* Problem to solve:
Transcribe every line of the records verbatim.

___ Data to use

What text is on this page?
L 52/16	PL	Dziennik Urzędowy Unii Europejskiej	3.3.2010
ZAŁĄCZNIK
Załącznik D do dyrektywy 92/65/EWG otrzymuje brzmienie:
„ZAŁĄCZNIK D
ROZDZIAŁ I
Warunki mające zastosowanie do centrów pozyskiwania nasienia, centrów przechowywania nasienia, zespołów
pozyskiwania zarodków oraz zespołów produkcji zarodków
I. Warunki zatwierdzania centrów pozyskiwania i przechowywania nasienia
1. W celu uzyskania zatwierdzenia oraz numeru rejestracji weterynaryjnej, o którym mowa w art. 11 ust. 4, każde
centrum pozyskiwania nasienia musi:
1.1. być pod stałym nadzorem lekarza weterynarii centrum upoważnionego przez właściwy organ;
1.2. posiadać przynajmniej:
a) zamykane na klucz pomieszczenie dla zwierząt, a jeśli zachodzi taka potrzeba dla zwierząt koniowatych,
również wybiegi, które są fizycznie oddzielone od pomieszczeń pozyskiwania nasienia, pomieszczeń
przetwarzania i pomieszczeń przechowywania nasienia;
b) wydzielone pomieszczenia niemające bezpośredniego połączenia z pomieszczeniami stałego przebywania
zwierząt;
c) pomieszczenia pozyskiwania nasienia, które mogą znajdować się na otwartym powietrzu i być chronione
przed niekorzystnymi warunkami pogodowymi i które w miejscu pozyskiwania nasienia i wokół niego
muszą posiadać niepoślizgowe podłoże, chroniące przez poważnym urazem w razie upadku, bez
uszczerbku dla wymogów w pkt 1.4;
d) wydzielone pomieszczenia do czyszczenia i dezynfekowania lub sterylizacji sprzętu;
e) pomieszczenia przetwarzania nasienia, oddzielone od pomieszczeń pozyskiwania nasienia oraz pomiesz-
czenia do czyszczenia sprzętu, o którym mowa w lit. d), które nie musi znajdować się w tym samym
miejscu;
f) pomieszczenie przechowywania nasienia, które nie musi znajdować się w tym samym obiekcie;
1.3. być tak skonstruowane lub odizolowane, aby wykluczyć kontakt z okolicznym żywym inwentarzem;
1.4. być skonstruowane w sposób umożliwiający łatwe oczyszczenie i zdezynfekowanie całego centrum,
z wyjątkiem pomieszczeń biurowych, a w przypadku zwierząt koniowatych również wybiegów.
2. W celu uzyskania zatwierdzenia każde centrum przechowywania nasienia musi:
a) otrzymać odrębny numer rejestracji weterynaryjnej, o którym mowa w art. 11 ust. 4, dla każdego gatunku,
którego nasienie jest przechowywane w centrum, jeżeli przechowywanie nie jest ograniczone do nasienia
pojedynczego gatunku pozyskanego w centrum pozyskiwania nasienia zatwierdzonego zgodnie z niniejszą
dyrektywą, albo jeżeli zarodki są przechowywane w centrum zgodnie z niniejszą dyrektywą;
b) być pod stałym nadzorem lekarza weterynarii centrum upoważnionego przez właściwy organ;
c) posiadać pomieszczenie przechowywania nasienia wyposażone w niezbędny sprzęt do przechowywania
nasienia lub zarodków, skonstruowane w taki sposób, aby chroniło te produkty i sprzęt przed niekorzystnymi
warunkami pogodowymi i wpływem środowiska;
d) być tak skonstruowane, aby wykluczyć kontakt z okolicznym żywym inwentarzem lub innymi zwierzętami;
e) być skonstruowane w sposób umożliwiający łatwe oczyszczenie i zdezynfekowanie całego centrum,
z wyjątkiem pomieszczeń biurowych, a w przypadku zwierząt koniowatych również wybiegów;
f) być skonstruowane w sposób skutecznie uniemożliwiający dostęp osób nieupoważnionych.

______

* Answer to this task:
What text is on this page?
L 52/16	PL	Dziennik Urzędowy Unii Europejskiej	3.3.2010
ZAŁĄCZNIK
Załącznik D do dyrektywy 92/65/EWG otrzymuje brzmienie:
„ZAŁĄCZNIK D
ROZDZIAŁ I
Warunki mające zastosowanie do centrów pozyskiwania nasienia, centrów przechowywania nasienia, zespołów
pozyskiwania zarodków oraz zespołów produkcji zarodków
I. Warunki zatwierdzania centrów pozyskiwania i przechowywania nasienia
1. W celu uzyskania zatwierdzenia oraz numeru rejestracji weterynaryjnej, o którym mowa w art. 11 ust. 4, każde
centrum pozyskiwania nasienia musi:
1.1. być pod stałym nadzorem lekarza weterynarii centrum upoważnionego przez właściwy organ;
1.2. posiadać przynajmniej:
a) zamykane na klucz pomieszczenie dla zwierząt, a jeśli zachodzi taka potrzeba dla zwierząt koniowatych,
również wybiegi, które są fizycznie oddzielone od pomieszczeń pozyskiwania nasienia, pomieszczeń
przetwarzania i pomieszczeń przechowywania nasienia;
b) wydzielone pomieszczenia niemające bezpośredniego połączenia z pomieszczeniami stałego przebywania
zwierząt;
c) pomieszczenia pozyskiwania nasienia, które mogą znajdować się na otwartym powietrzu i być chronione
przed niekorzystnymi warunkami pogodowymi i które w miejscu pozyskiwania nasienia i wokół niego
muszą posiadać niepoślizgowe podłoże, chroniące przez poważnym urazem w razie upadku, bez
uszczerbku dla wymogów w pkt 1.4;
d) wydzielone pomieszczenia do czyszczenia i dezynfekowania lub sterylizacji sprzętu;
e) pomieszczenia przetwarzania nasienia, oddzielone od pomieszczeń pozyskiwania nasienia oraz pomiesz-
czenia do czyszczenia sprzętu, o którym mowa w lit. d), które nie musi znajdować się w tym samym
miejscu;
f) pomieszczenie przechowywania nasienia, które nie musi znajdować się w tym samym obiekcie;
1.3. być tak skonstruowane lub odizolowane, aby wykluczyć kontakt z okolicznym żywym inwentarzem;
1.4. być skonstruowane w sposób umożliwiający łatwe oczyszczenie i zdezynfekowanie całego centrum,
z wyjątkiem pomieszczeń biurowych, a w przypadku zwierząt koniowatych również wybiegów.
2. W celu uzyskania zatwierdzenia każde centrum przechowywania nasienia musi:
a) otrzymać odrębny numer rejestracji weterynaryjnej, o którym mowa w art. 11 ust. 4, dla każdego gatunku,
którego nasienie jest przechowywane w centrum, jeżeli przechowywanie nie jest ograniczone do nasienia
pojedynczego gatunku pozyskanego w centrum pozyskiwania nasienia zatwierdzonego zgodnie z niniejszą
dyrektywą, albo jeżeli zarodki są przechowywane w centrum zgodnie z niniejszą dyrektywą;
b) być pod stałym nadzorem lekarza weterynarii centrum upoważnionego przez właściwy organ;
c) posiadać pomieszczenie przechowywania nasienia wyposażone w niezbędny sprzęt do przechowywania
nasienia lub zarodków, skonstruowane w taki sposób, aby chroniło te produkty i sprzęt przed niekorzystnymi
warunkami pogodowymi i wpływem środowiska;
d) być tak skonstruowane, aby wykluczyć kontakt z okolicznym żywym inwentarzem lub innymi zwierzętami;
e) być skonstruowane w sposób umożliwiający łatwe oczyszczenie i zdezynfekowanie całego centrum,
z wyjątkiem pomieszczeń biurowych, a w przypadku zwierząt koniowatych również wybiegów;
f) być skonstruowane w sposób skutecznie uniemożliwiający dostęp osób nieupoważnionych.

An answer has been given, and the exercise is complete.